Blok Teks:
Bertolak dari pengalaman itu, dia bangkit untuk memimpin masyarakat Koteka di Jayapura dan sekitarnya untuk menunjukkan identitas Koteka. Dia sadar bahwa masyarakatnya mempunyai potensi sangat besar untuk bangkit dan menunjukkan identitas mereka dengan simbol Koteka itu. Kami adalah manusia sama dengan orang lain. Koteka adalah dasar dan identitas dari hasil karya intelektualitas kami. Kami adalah manusia tangguh dan bekerja keras di kebun-kebun, betenak babi, membangun jembatan-jembatan dengan sangat teratur, pagar-pagar rumah dan kebun tersusun rapi, kami hidup dan menetap secara permanen di rumah-rumah dan kampung-kampung kami, dan memiliki peradaban tinggi.
Kondisi kehidupan dan peradaban ini sudah ditulis dan diakui berbagai ilmuwan dan misionaris, misalnya: Lieshout 2009, H.J. Bijlmer 1935, Eyma 1940, dan Richardson 1971, dan lain-lain.
Semua intelektualitas dan pengetahuan itu tidak datang dari luar, tidak diajarkan orang lain dari seberang lautan. Kami adalah manusia beradab dan hidup secara bebas tanpa campur tangan orang lain.

Petunjuk Latihan:
1. Menurut teks tentang Koteka, di wilayah mana dia bangkit untuk memimpin masyarakat Koteka?
2. Tolong ubah paragraf dalam teks tentang Koteka yang diawali "Bertolak dari pengalaman itu" menjadi daftar singkat tanpa menghilangkan fakta utamanya.

Bagian Data:
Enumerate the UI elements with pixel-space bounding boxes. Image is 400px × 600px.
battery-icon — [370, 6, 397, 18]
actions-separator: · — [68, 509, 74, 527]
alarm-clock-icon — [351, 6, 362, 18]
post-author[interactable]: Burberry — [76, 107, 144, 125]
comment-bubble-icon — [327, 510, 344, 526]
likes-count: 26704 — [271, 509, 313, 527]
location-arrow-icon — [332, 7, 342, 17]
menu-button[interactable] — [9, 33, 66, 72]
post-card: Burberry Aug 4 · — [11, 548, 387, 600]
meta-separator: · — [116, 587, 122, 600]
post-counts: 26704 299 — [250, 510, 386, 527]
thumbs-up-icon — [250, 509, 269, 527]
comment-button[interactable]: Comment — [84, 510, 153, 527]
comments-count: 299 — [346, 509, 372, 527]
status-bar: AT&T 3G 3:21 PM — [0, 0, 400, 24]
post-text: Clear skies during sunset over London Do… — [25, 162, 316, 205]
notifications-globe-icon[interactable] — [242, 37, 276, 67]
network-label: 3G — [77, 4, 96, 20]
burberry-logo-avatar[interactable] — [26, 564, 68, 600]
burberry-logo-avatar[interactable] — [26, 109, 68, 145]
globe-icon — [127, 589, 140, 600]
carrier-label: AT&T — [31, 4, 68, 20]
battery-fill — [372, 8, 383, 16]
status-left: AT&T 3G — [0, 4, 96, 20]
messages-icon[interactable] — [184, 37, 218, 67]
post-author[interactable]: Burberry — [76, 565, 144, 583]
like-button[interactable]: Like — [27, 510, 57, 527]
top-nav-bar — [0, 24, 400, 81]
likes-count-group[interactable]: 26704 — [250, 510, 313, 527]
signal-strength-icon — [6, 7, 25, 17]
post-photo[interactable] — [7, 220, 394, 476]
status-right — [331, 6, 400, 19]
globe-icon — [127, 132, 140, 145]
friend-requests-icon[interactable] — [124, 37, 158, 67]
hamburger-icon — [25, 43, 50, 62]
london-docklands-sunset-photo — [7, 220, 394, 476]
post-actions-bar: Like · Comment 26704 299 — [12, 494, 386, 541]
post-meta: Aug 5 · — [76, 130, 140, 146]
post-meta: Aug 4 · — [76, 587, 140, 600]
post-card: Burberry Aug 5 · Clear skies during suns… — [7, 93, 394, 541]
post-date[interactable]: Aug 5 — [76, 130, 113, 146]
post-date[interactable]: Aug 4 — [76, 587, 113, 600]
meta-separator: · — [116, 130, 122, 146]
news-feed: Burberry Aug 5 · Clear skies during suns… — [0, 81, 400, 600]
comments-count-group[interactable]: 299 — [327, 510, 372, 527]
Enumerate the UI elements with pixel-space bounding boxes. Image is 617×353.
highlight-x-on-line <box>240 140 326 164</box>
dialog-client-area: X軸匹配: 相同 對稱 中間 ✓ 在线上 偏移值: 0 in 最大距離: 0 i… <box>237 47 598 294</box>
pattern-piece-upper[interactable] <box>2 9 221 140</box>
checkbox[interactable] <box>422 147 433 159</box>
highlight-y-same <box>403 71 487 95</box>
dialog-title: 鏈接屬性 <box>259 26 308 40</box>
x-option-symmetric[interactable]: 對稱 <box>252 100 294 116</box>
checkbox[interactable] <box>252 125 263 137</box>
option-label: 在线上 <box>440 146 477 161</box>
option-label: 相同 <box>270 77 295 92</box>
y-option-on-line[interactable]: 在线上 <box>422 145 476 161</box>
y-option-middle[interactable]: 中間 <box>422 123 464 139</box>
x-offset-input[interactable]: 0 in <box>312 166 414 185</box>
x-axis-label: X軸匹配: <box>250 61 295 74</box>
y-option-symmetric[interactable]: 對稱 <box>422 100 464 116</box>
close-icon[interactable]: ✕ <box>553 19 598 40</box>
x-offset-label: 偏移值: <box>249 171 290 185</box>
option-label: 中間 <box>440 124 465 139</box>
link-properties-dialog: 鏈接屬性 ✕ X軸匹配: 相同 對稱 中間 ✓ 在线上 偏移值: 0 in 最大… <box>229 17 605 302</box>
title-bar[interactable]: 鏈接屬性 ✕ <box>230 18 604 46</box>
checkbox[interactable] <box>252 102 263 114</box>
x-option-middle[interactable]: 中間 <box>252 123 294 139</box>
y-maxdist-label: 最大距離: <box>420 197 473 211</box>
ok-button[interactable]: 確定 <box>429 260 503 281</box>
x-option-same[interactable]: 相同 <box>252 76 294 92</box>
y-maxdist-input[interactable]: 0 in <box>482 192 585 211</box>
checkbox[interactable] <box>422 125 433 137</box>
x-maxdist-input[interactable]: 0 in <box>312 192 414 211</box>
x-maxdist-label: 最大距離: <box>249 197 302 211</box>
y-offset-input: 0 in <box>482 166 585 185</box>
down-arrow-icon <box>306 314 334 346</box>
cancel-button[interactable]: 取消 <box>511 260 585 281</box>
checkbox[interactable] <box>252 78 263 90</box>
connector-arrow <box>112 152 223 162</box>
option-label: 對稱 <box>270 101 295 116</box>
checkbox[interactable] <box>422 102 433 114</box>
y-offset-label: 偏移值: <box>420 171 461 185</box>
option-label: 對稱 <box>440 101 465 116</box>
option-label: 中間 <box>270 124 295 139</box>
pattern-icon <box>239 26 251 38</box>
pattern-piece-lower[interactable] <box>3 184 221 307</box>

Hasil yang Diharapkan:
1. Di Jayapura dan sekitarnya.

2.
- Dia bangkit memimpin masyarakat Koteka di Jayapura dan sekitarnya untuk menunjukkan identitas Koteka.
- Dia sadar masyarakatnya berpotensi sangat besar untuk bangkit dan menunjukkan identitas mereka melalui simbol Koteka.
- Mereka adalah manusia yang sama dengan orang lain.
- Koteka adalah dasar dan identitas dari hasil karya intelektualitas mereka.
- Mereka adalah manusia tangguh yang bekerja keras di kebun, beternak babi, membangun jembatan dengan teratur, serta menyusun pagar rumah dan kebun dengan rapi.
- Mereka hidup menetap secara permanen di rumah dan kampung mereka dan memiliki peradaban tinggi.